Report each line of the data that includes the word "веса".

— begin DATA ROWS —

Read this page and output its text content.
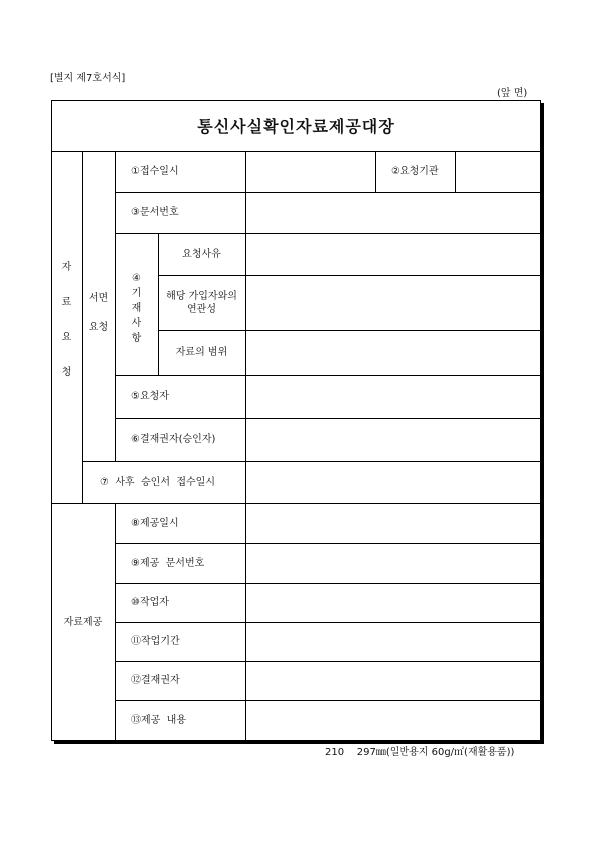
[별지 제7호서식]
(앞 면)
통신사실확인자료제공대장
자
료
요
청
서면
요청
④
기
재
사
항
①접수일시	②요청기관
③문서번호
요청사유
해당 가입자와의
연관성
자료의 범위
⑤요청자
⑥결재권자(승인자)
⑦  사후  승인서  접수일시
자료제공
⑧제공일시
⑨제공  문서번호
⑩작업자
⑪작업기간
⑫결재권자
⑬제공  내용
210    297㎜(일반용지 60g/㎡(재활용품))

— end DATA ROWS —
— begin DATA ROWS —

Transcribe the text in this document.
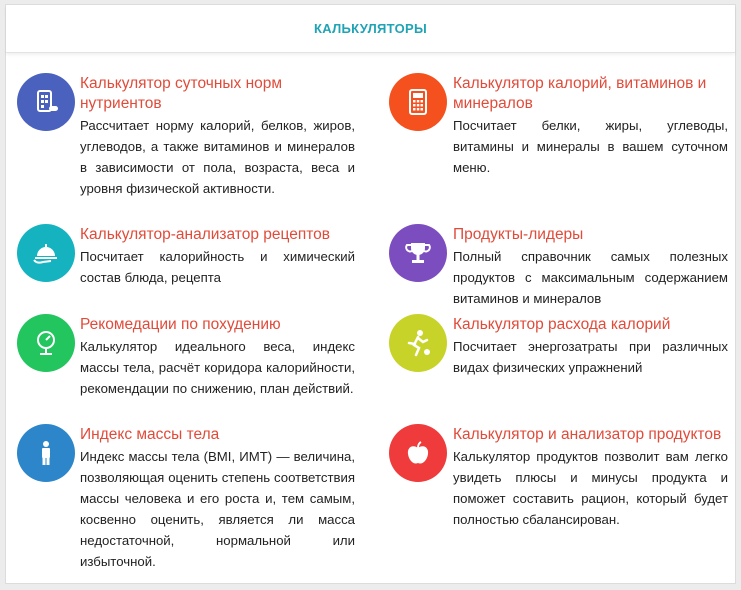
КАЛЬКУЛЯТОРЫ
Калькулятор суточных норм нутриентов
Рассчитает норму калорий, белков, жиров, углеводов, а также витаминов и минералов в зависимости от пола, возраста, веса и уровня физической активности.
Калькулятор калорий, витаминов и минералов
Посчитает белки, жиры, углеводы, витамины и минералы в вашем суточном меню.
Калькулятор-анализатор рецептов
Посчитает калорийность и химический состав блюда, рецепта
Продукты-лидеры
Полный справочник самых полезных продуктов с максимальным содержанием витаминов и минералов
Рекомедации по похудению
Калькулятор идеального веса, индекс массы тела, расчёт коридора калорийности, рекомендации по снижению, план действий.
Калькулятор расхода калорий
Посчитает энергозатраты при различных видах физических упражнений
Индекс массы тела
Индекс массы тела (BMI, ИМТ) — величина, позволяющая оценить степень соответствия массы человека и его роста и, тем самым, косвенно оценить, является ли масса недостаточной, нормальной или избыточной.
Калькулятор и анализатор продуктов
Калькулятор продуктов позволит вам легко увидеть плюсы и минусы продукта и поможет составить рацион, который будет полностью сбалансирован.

— end DATA ROWS —

▶ **SOLVED EXERCISE**
Рассчитает норму калорий, белков, жиров, углеводов, а также витаминов и минералов в зависимости от пола, возраста, веса и уровня физической активности.
Калькулятор идеального веса, индекс массы тела, расчёт коридора калорийности, рекомендации по снижению, план действий.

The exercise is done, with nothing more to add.